**PASSAGE:**

Begin

The Donabe Pot: How to Use and Clean This Japanese Cooking Essential

Discover the art of traditional Japanese cuisine with the donabe pot! Also known as a “donabe rice cooker” or just “donabe,” this versatile earthenware vessel, essential in any Japanese kitchen, effortlessly steams, stews, and simmers a variety of dishes. While it can seem intimidating to use at first, a donabe is actually quite simple to cook with, and will bring new depth to your everyday recipes.

In this article we will explore the various types of donabe, and the correct techniques for using and maintaining a donabe pot, ensuring it brings flavor and durability to your culinary repertoire for years to come.

 donabe kaki

What is a Donabe?

The donabe pot is a traditional Japanese cooking vessel made of clay specifically for use over an open flame. The word "donabe" is pronounced “doh-nah-bey”, and literally translates to 'earthenware pot,' With a history dating back over 10,000 years, the donabe reflects the longstanding Japanese culinary emphasis on harmony, simplicity, and respect for natural ingredients. Many Japanese households have several donabe pots, each meant for different types of meals.


donabe pot camping


Donabe Benefits

Using a donabe in your cooking has several benefits that have helped the earthenware pot secure its place in the Japanese kitchen over thousands of years:

Gentle and Even Heat Distribution:

Donabe pots are made from clay or earthenware, which naturally provides excellent heat distribution. This ensures that food is cooked evenly and prevents any particular area from getting too hot, reducing the risk of burning or uneven cooking.

One Pot Meal:

Necessary more than ever in this busy day and age, donabe pots are particularly for creating flavorful one-pot meals. You can prepare a variety of dishes in a single pot, such as hot pots, stews, soups, rice dishes, and even steamed dishes. This makes cooking and serving more convenient while allowing the flavors to meld together. It is also easier than ever to find various one-pot donabe recipes on the internet for every palate.

High Heat Retention:

The clay material used in donabe pots has impressive heat retention properties. Once the pot is heated, it retains the heat well, which is particularly useful for dishes that require simmering or keeping warm for an extended period. This can save energy and maintain food temperature. Food also continues cooking after being removed from the flame, adding depth to the flavor of dishes.

Sense of Community:

Donabe pots are often visually appealing and can be brought directly from the stovetop to the dining table. This creates an inviting and communal dining experience as you can serve the meal in the same pot it was cooked in, adding an element of rustic charm. It is common in the colder months in Japan to find families and friends gathered around one donabe, creating a sense of togetherness.


Eating from donabe together


How to use Donabe

Donabe are best suited for stews, soups, and slow-cooked dishes, and not for fried foods. There are a few things to keep in mind when cooking with a donabe in order to get the best flavor while maintaining the earthenware:

Seasoning (if required):

Always follow the manufacturer's directions before cooking with new donabe, as unglazed donabe pots may require seasoning to seal up pores in the clay and ensure that the pot does not crack. One of the most common methods of seasoning donabe in Asian countries is to utilize the starch in rice to fill in the pores.

End

Write out the portion of the donabe article between "Discover the art" and "your everyday recipes.", inclusive. The data comes from a different source than the donabe article.

**GIVEN DATA:**
Begin

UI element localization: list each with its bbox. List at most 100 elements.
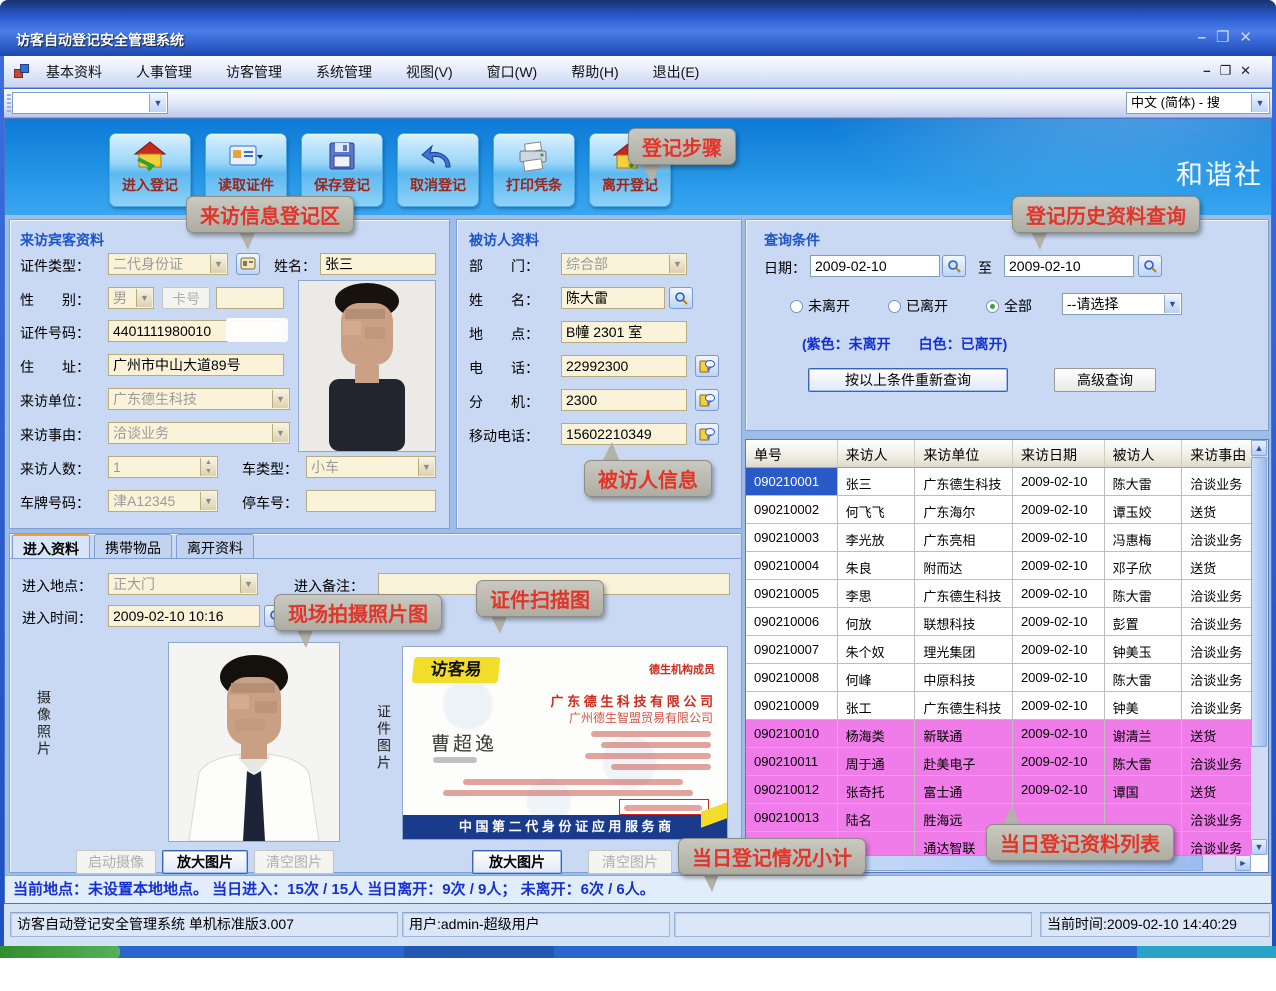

End

**RESULT BELOW:**
Discover the art of traditional Japanese cuisine with the donabe pot! Also known as a “donabe rice cooker” or just “donabe,” this versatile earthenware vessel, essential in any Japanese kitchen, effortlessly steams, stews, and simmers a variety of dishes. While it can seem intimidating to use at first, a donabe is actually quite simple to cook with, and will bring new depth to your everyday recipes.